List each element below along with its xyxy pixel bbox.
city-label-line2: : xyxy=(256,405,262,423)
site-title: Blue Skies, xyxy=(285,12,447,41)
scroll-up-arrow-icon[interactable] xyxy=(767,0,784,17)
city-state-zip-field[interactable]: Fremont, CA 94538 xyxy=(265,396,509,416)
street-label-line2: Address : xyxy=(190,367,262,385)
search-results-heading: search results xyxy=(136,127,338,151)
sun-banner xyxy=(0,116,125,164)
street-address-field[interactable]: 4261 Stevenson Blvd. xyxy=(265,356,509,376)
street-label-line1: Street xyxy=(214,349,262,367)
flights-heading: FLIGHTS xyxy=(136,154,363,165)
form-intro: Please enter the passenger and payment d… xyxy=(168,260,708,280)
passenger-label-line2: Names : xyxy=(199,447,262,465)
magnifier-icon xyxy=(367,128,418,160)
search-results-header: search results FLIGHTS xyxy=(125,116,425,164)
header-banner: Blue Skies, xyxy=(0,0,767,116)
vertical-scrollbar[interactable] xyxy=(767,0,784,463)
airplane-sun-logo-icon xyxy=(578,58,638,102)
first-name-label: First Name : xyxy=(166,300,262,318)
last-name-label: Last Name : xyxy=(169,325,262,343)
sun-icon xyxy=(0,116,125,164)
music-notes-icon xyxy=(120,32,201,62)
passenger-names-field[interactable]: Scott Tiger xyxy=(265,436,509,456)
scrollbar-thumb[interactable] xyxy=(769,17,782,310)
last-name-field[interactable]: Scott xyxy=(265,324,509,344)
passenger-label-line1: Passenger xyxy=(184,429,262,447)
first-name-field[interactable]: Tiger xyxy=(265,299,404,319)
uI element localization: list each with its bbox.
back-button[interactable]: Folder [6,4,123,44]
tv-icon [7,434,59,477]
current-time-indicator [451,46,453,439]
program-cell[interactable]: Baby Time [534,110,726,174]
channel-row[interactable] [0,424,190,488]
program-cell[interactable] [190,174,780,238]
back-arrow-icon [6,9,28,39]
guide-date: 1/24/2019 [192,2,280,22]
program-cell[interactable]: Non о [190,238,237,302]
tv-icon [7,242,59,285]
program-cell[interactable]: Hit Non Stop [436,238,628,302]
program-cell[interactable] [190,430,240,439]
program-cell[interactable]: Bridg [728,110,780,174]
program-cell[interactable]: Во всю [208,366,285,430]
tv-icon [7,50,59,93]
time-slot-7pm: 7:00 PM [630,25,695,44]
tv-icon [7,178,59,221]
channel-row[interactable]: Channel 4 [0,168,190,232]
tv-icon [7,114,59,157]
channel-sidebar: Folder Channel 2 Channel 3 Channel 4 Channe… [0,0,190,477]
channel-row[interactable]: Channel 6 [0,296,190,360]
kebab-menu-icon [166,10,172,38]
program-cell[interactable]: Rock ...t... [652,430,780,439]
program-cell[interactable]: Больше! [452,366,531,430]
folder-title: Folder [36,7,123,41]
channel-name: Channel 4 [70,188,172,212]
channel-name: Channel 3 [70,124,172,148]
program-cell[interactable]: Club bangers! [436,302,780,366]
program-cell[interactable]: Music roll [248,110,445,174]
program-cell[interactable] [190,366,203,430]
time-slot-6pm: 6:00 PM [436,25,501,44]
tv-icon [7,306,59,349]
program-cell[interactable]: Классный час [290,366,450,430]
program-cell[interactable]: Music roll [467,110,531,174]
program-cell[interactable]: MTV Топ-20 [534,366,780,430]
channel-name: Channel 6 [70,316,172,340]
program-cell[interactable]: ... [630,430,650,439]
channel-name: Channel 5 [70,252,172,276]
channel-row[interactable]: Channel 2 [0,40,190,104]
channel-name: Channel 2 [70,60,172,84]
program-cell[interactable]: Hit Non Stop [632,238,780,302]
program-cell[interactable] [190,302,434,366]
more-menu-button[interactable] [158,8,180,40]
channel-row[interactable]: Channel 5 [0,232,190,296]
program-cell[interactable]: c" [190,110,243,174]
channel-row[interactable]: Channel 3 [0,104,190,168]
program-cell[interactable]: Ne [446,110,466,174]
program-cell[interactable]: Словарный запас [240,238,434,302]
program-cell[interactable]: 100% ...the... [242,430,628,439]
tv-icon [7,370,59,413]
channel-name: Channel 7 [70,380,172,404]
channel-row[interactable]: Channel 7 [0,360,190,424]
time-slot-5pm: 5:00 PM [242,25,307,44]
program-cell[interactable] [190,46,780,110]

========================================================================

*What needs to be done:*
Write out every line of the records above verbatim, from the first line to the last.

*Result of this task:*
List each element below along with its xyxy pixel bbox.
city-label-line2: : xyxy=(256,405,262,423)
site-title: Blue Skies, xyxy=(285,12,447,41)
scroll-up-arrow-icon[interactable] xyxy=(767,0,784,17)
city-state-zip-field[interactable]: Fremont, CA 94538 xyxy=(265,396,509,416)
street-label-line2: Address : xyxy=(190,367,262,385)
search-results-heading: search results xyxy=(136,127,338,151)
sun-banner xyxy=(0,116,125,164)
street-address-field[interactable]: 4261 Stevenson Blvd. xyxy=(265,356,509,376)
street-label-line1: Street xyxy=(214,349,262,367)
flights-heading: FLIGHTS xyxy=(136,154,363,165)
form-intro: Please enter the passenger and payment d… xyxy=(168,260,708,280)
passenger-label-line2: Names : xyxy=(199,447,262,465)
magnifier-icon xyxy=(367,128,418,160)
search-results-header: search results FLIGHTS xyxy=(125,116,425,164)
header-banner: Blue Skies, xyxy=(0,0,767,116)
vertical-scrollbar[interactable] xyxy=(767,0,784,463)
airplane-sun-logo-icon xyxy=(578,58,638,102)
first-name-label: First Name : xyxy=(166,300,262,318)
last-name-label: Last Name : xyxy=(169,325,262,343)
sun-icon xyxy=(0,116,125,164)
music-notes-icon xyxy=(120,32,201,62)
passenger-names-field[interactable]: Scott Tiger xyxy=(265,436,509,456)
scrollbar-thumb[interactable] xyxy=(769,17,782,310)
last-name-field[interactable]: Scott xyxy=(265,324,509,344)
passenger-label-line1: Passenger xyxy=(184,429,262,447)
first-name-field[interactable]: Tiger xyxy=(265,299,404,319)
uI element localization: list each with its bbox.
back-button[interactable]: Folder [6,4,123,44]
tv-icon [7,434,59,477]
current-time-indicator [451,46,453,439]
program-cell[interactable]: Baby Time [534,110,726,174]
channel-row[interactable] [0,424,190,488]
program-cell[interactable] [190,174,780,238]
back-arrow-icon [6,9,28,39]
guide-date: 1/24/2019 [192,2,280,22]
program-cell[interactable]: Non о [190,238,237,302]
tv-icon [7,242,59,285]
program-cell[interactable]: Hit Non Stop [436,238,628,302]
program-cell[interactable] [190,430,240,439]
program-cell[interactable]: Bridg [728,110,780,174]
program-cell[interactable]: Во всю [208,366,285,430]
tv-icon [7,50,59,93]
time-slot-7pm: 7:00 PM [630,25,695,44]
tv-icon [7,178,59,221]
channel-row[interactable]: Channel 4 [0,168,190,232]
tv-icon [7,114,59,157]
channel-sidebar: Folder Channel 2 Channel 3 Channel 4 Channe… [0,0,190,477]
channel-row[interactable]: Channel 6 [0,296,190,360]
kebab-menu-icon [166,10,172,38]
program-cell[interactable]: Rock ...t... [652,430,780,439]
program-cell[interactable]: Больше! [452,366,531,430]
folder-title: Folder [36,7,123,41]
channel-name: Channel 4 [70,188,172,212]
channel-name: Channel 3 [70,124,172,148]
program-cell[interactable]: Club bangers! [436,302,780,366]
program-cell[interactable]: Music roll [248,110,445,174]
program-cell[interactable] [190,366,203,430]
time-slot-6pm: 6:00 PM [436,25,501,44]
tv-icon [7,306,59,349]
program-cell[interactable]: Классный час [290,366,450,430]
program-cell[interactable]: Music roll [467,110,531,174]
program-cell[interactable]: MTV Топ-20 [534,366,780,430]
channel-name: Channel 6 [70,316,172,340]
program-cell[interactable]: ... [630,430,650,439]
channel-name: Channel 5 [70,252,172,276]
channel-row[interactable]: Channel 2 [0,40,190,104]
channel-name: Channel 2 [70,60,172,84]
program-cell[interactable]: Hit Non Stop [632,238,780,302]
program-cell[interactable] [190,302,434,366]
more-menu-button[interactable] [158,8,180,40]
channel-row[interactable]: Channel 5 [0,232,190,296]
program-cell[interactable]: c" [190,110,243,174]
channel-row[interactable]: Channel 3 [0,104,190,168]
program-cell[interactable]: Ne [446,110,466,174]
program-cell[interactable]: Словарный запас [240,238,434,302]
program-cell[interactable]: 100% ...the... [242,430,628,439]
tv-icon [7,370,59,413]
channel-name: Channel 7 [70,380,172,404]
channel-row[interactable]: Channel 7 [0,360,190,424]
time-slot-5pm: 5:00 PM [242,25,307,44]
program-cell[interactable] [190,46,780,110]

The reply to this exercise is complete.